■ **WRITTEN INSTRUCTION**
Collect every line of the records below that contains the word "غيره".

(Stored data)
========================
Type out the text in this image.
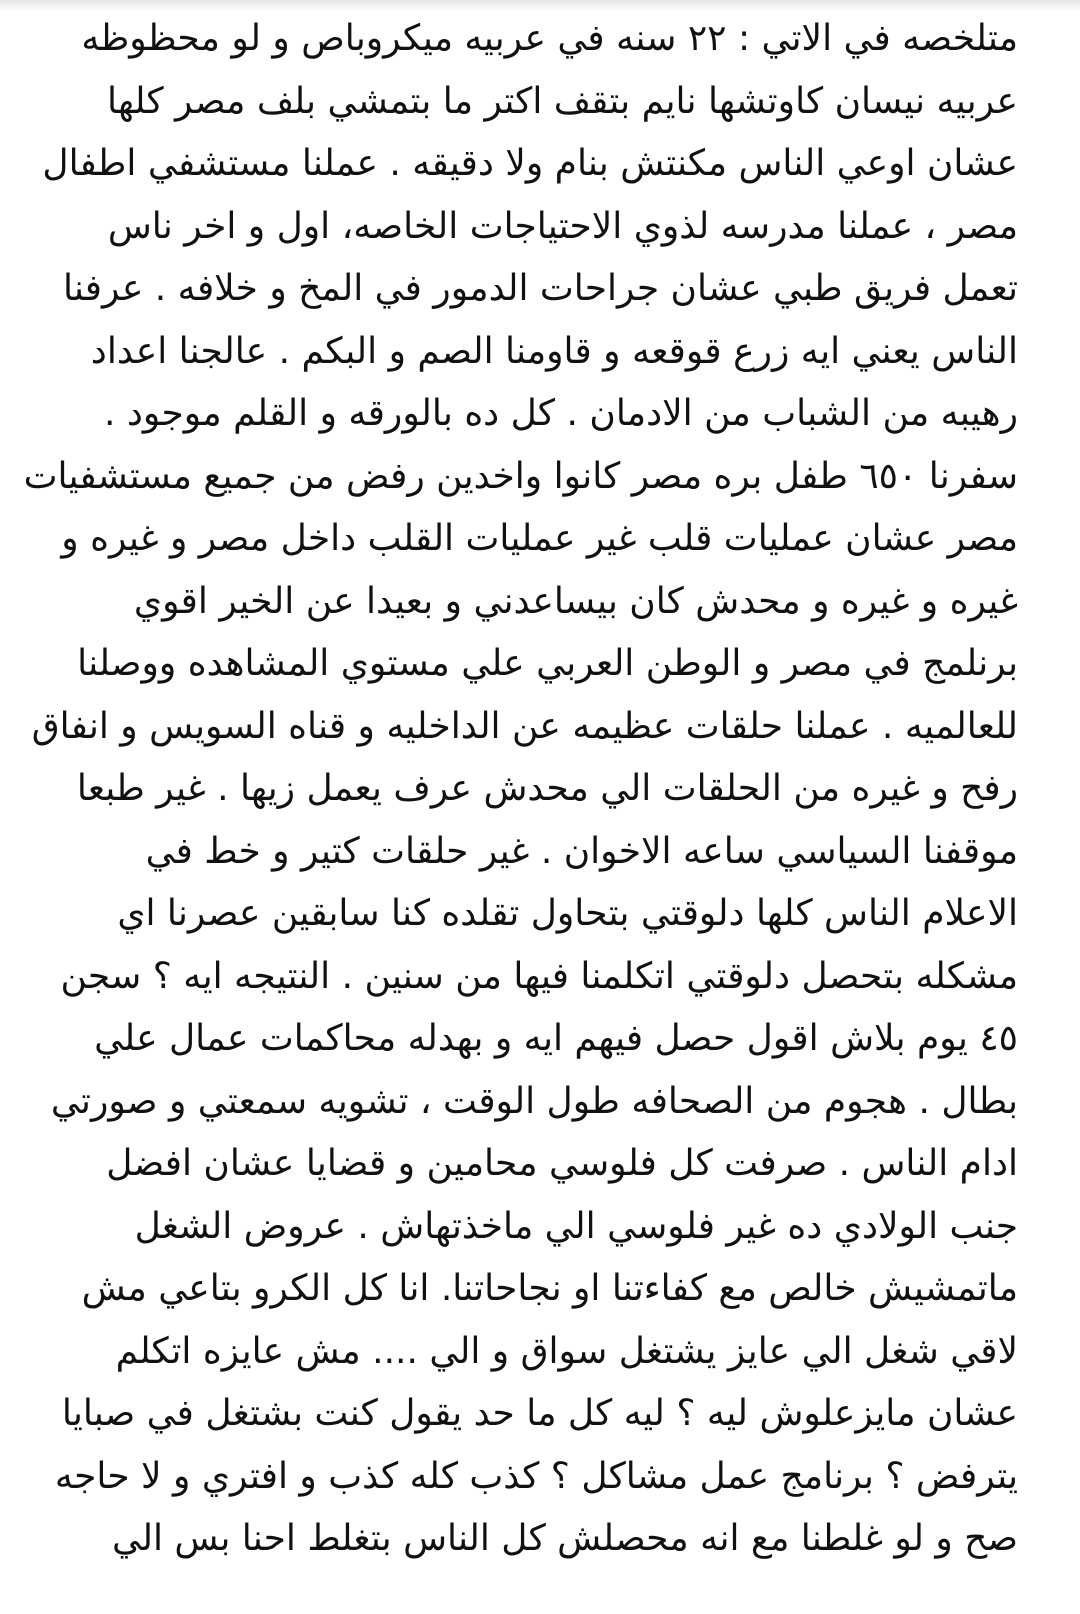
متلخصه في الاتي : ٢٢ سنه في عربيه ميكروباص و لو محظوظه
عربيه نيسان كاوتشها نايم بتقف اكتر ما بتمشي بلف مصر كلها
عشان اوعي الناس مكنتش بنام ولا دقيقه . عملنا مستشفي اطفال
مصر ، عملنا مدرسه لذوي الاحتياجات الخاصه، اول و اخر ناس
تعمل فريق طبي عشان جراحات الدمور في المخ و خلافه . عرفنا
الناس يعني ايه زرع قوقعه و قاومنا الصم و البكم . عالجنا اعداد
رهيبه من الشباب من الادمان . كل ده بالورقه و القلم موجود .
سفرنا ٦٥٠ طفل بره مصر كانوا واخدين رفض من جميع مستشفيات
مصر عشان عمليات قلب غير عمليات القلب داخل مصر و غيره و
غيره و غيره و محدش كان بيساعدني و بعيدا عن الخير اقوي
برنلمج في مصر و الوطن العربي علي مستوي المشاهده ووصلنا
للعالميه . عملنا حلقات عظيمه عن الداخليه و قناه السويس و انفاق
رفح و غيره من الحلقات الي محدش عرف يعمل زيها . غير طبعا
موقفنا السياسي ساعه الاخوان . غير حلقات كتير و خط في
الاعلام الناس كلها دلوقتي بتحاول تقلده كنا سابقين عصرنا اي
مشكله بتحصل دلوقتي اتكلمنا فيها من سنين . النتيجه ايه ؟ سجن
٤٥ يوم بلاش اقول حصل فيهم ايه و بهدله محاكمات عمال علي
بطال . هجوم من الصحافه طول الوقت ، تشويه سمعتي و صورتي
ادام الناس . صرفت كل فلوسي محامين و قضايا عشان افضل
جنب الولادي ده غير فلوسي الي ماخذتهاش . عروض الشغل
ماتمشيش خالص مع كفاءتنا او نجاحاتنا. انا كل الكرو بتاعي مش
لاقي شغل الي عايز يشتغل سواق و الي .... مش عايزه اتكلم
عشان مايزعلوش ليه ؟ ليه كل ما حد يقول كنت بشتغل في صبايا
يترفض ؟ برنامج عمل مشاكل ؟ كذب كله كذب و افتري و لا حاجه
صح و لو غلطنا مع انه محصلش كل الناس بتغلط احنا بس الي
========================
■ **RESPONSE FOR THIS EXERCISE**
مصر عشان عمليات قلب غير عمليات القلب داخل مصر و غيره و
غيره و غيره و محدش كان بيساعدني و بعيدا عن الخير اقوي
رفح و غيره من الحلقات الي محدش عرف يعمل زيها . غير طبعا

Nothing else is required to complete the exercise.